**GOAL OF THE EXERCISE**: List all lines in the material below that contain "jamb".

**SOURCE DATA**:
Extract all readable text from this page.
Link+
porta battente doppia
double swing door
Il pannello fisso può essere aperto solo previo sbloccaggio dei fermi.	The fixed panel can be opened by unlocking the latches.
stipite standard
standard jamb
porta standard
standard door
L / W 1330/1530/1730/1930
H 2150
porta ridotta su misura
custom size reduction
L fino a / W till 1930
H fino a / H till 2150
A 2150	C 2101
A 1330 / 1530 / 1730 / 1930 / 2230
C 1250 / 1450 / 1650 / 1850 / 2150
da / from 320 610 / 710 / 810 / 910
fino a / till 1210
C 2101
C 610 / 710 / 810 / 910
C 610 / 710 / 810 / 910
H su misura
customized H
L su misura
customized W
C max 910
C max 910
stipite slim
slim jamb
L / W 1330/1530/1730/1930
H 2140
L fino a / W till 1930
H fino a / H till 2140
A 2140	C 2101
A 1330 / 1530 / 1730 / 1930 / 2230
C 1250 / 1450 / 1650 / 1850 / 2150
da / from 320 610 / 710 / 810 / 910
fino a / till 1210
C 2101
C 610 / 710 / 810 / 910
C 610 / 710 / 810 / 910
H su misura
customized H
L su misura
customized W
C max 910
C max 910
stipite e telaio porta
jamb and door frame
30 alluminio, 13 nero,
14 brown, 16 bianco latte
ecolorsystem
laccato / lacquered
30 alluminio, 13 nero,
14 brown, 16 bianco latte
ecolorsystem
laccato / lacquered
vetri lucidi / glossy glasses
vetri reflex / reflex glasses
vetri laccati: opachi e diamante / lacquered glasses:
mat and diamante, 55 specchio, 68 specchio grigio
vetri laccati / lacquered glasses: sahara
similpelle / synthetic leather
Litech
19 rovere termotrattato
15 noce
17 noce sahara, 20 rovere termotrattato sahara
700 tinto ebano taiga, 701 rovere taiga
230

**EXERCISE ANSWER**:
standard jamb
slim jamb
jamb and door frame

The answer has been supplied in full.